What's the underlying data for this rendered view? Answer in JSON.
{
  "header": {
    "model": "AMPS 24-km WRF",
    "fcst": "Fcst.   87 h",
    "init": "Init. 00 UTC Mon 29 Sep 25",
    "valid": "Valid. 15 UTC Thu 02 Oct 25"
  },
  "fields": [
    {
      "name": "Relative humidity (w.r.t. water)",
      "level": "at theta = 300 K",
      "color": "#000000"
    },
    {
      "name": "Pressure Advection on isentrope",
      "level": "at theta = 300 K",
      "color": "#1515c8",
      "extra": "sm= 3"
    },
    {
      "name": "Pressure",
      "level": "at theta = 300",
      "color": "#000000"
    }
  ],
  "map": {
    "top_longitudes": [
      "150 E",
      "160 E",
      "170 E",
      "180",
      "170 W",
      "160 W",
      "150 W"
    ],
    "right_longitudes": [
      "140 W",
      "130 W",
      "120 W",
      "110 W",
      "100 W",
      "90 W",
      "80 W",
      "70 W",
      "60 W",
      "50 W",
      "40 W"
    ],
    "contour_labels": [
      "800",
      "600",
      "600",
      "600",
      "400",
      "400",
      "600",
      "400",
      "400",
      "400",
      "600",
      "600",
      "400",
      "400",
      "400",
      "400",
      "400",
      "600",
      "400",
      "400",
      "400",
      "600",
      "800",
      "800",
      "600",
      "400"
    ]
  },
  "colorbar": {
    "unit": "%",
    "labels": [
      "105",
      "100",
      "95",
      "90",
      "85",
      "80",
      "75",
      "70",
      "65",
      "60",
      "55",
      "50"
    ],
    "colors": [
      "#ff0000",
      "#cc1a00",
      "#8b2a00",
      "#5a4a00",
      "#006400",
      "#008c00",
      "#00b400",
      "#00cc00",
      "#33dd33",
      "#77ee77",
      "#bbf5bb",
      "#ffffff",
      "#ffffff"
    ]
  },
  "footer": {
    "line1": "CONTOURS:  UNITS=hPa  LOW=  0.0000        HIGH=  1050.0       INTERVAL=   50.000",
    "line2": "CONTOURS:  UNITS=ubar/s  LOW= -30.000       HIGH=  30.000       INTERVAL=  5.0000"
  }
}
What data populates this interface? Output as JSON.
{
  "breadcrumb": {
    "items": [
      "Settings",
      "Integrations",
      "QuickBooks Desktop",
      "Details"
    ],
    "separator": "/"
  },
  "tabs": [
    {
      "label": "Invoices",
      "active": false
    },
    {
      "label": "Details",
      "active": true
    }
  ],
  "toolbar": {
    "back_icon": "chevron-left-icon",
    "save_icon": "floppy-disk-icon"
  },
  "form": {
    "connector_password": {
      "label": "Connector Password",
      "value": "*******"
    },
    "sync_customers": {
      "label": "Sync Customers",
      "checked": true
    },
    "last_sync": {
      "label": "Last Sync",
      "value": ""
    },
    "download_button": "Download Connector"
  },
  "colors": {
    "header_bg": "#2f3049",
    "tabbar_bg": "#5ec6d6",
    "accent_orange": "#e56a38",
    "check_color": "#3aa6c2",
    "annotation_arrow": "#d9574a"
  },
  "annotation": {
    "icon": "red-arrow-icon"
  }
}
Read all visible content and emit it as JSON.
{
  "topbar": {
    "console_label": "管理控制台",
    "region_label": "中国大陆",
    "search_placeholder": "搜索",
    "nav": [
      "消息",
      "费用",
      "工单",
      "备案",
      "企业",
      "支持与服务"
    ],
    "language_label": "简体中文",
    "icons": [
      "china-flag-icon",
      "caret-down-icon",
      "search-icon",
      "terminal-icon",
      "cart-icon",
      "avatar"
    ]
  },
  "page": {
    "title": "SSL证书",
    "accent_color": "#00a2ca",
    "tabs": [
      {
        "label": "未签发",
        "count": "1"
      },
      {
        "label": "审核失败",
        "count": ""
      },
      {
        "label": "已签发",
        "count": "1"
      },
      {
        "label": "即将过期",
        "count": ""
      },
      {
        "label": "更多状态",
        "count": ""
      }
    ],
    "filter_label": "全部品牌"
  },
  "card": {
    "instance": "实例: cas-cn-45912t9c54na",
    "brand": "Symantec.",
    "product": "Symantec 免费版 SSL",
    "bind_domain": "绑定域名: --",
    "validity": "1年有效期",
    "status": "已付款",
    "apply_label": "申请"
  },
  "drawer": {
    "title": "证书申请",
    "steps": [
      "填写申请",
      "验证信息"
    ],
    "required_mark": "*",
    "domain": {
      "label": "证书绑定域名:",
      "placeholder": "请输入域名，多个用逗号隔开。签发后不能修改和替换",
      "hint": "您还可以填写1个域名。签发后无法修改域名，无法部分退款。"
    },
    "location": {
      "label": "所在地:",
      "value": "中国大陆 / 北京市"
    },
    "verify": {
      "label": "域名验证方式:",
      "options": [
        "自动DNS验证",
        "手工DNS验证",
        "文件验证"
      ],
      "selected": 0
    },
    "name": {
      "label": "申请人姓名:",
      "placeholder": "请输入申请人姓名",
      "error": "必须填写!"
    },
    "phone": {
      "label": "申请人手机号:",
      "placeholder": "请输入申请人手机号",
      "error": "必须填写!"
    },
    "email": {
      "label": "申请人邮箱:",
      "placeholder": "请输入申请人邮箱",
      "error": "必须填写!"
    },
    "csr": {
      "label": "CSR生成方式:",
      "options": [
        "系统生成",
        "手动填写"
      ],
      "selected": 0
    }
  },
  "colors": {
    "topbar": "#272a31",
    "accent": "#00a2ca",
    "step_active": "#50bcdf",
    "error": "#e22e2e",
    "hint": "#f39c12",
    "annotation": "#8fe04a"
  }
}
--
__REQUEST__:
Copy out the lines that hold "data".

__REPLY__:
What's the underlying data for this rendered view? Answer in JSON.
What data populates this interface? Output as JSON.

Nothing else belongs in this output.